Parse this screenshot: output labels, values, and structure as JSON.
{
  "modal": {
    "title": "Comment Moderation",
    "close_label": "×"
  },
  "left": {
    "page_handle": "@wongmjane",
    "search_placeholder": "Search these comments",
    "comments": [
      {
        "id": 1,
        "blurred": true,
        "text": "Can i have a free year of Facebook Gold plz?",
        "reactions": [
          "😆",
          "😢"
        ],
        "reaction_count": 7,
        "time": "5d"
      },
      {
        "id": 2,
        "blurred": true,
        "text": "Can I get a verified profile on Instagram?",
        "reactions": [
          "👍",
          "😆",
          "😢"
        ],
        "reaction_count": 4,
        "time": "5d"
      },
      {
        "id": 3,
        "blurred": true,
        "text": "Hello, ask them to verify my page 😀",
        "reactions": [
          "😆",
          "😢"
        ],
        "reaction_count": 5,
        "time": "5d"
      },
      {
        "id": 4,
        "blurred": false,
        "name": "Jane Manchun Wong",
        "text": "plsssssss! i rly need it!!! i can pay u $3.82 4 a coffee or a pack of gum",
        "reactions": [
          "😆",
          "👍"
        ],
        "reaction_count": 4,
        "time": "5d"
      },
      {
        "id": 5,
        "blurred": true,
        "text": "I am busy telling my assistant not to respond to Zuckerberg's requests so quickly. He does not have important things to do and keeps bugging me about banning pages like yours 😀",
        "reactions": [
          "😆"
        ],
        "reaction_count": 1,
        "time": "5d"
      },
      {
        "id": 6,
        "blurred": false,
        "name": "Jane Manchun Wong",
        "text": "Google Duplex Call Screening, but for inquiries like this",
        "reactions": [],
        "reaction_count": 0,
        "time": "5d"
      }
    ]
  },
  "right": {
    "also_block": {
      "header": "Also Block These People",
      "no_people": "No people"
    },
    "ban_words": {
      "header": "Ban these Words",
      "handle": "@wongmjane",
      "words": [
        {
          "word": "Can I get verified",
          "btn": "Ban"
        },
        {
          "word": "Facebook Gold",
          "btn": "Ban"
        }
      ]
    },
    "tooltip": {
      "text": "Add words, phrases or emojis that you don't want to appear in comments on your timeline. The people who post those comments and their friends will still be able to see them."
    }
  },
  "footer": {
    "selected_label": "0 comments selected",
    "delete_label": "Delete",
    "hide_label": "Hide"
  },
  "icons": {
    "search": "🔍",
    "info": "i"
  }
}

══════════════════════════════

AIM OF THE EXERCISE — Extract the complete data, matching each line exactly.

FINISHED EXERCISE —
Parse this screenshot: output labels, values, and structure as JSON.
{
  "modal": {
    "title": "Comment Moderation",
    "close_label": "×"
  },
  "left": {
    "page_handle": "@wongmjane",
    "search_placeholder": "Search these comments",
    "comments": [
      {
        "id": 1,
        "blurred": true,
        "text": "Can i have a free year of Facebook Gold plz?",
        "reactions": [
          "😆",
          "😢"
        ],
        "reaction_count": 7,
        "time": "5d"
      },
      {
        "id": 2,
        "blurred": true,
        "text": "Can I get a verified profile on Instagram?",
        "reactions": [
          "👍",
          "😆",
          "😢"
        ],
        "reaction_count": 4,
        "time": "5d"
      },
      {
        "id": 3,
        "blurred": true,
        "text": "Hello, ask them to verify my page 😀",
        "reactions": [
          "😆",
          "😢"
        ],
        "reaction_count": 5,
        "time": "5d"
      },
      {
        "id": 4,
        "blurred": false,
        "name": "Jane Manchun Wong",
        "text": "plsssssss! i rly need it!!! i can pay u $3.82 4 a coffee or a pack of gum",
        "reactions": [
          "😆",
          "👍"
        ],
        "reaction_count": 4,
        "time": "5d"
      },
      {
        "id": 5,
        "blurred": true,
        "text": "I am busy telling my assistant not to respond to Zuckerberg's requests so quickly. He does not have important things to do and keeps bugging me about banning pages like yours 😀",
        "reactions": [
          "😆"
        ],
        "reaction_count": 1,
        "time": "5d"
      },
      {
        "id": 6,
        "blurred": false,
        "name": "Jane Manchun Wong",
        "text": "Google Duplex Call Screening, but for inquiries like this",
        "reactions": [],
        "reaction_count": 0,
        "time": "5d"
      }
    ]
  },
  "right": {
    "also_block": {
      "header": "Also Block These People",
      "no_people": "No people"
    },
    "ban_words": {
      "header": "Ban these Words",
      "handle": "@wongmjane",
      "words": [
        {
          "word": "Can I get verified",
          "btn": "Ban"
        },
        {
          "word": "Facebook Gold",
          "btn": "Ban"
        }
      ]
    },
    "tooltip": {
      "text": "Add words, phrases or emojis that you don't want to appear in comments on your timeline. The people who post those comments and their friends will still be able to see them."
    }
  },
  "footer": {
    "selected_label": "0 comments selected",
    "delete_label": "Delete",
    "hide_label": "Hide"
  },
  "icons": {
    "search": "🔍",
    "info": "i"
  }
}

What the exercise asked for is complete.